┌─ Extracted data

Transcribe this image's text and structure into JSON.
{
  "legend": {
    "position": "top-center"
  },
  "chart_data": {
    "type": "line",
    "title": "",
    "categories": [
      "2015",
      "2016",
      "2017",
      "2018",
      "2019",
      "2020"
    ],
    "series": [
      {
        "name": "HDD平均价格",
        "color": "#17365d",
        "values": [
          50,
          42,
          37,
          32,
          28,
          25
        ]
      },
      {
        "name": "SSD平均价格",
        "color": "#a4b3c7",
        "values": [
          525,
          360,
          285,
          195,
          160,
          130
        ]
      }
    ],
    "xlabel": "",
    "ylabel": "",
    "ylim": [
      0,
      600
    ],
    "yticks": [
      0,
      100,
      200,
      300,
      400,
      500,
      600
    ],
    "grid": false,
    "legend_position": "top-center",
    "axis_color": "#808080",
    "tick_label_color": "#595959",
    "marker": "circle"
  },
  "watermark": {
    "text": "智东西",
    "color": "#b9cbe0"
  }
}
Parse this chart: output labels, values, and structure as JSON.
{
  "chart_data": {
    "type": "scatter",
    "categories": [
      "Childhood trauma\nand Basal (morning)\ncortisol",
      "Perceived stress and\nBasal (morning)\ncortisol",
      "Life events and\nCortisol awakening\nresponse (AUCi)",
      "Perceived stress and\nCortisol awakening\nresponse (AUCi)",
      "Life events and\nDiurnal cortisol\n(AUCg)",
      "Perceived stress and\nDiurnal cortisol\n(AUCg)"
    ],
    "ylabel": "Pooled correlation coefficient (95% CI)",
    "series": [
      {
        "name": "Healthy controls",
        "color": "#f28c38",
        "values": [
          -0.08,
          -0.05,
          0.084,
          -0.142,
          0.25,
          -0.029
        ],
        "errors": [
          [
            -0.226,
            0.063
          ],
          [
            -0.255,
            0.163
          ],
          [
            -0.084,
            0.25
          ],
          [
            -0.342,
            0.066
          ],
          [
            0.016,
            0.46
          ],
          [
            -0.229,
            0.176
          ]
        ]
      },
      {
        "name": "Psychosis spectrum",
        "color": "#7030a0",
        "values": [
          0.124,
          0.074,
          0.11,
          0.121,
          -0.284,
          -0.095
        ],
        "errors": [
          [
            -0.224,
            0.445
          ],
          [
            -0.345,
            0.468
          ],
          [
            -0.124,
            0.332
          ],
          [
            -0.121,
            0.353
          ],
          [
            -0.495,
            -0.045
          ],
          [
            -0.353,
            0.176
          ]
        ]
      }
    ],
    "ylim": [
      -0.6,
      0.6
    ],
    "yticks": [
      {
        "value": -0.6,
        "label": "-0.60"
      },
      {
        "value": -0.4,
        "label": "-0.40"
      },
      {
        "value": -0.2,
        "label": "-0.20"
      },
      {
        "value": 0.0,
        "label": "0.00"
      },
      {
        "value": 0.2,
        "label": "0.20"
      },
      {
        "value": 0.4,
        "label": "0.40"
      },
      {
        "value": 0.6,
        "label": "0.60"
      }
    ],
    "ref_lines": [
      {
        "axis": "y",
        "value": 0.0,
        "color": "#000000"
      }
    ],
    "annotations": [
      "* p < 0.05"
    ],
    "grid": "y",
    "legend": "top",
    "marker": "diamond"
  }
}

└─

[Aim] From the listing above, copy every line that includes the word "name".

[Result below]
        "name": "HDD平均价格",
        "name": "SSD平均价格",
        "name": "Healthy controls",
        "name": "Psychosis spectrum",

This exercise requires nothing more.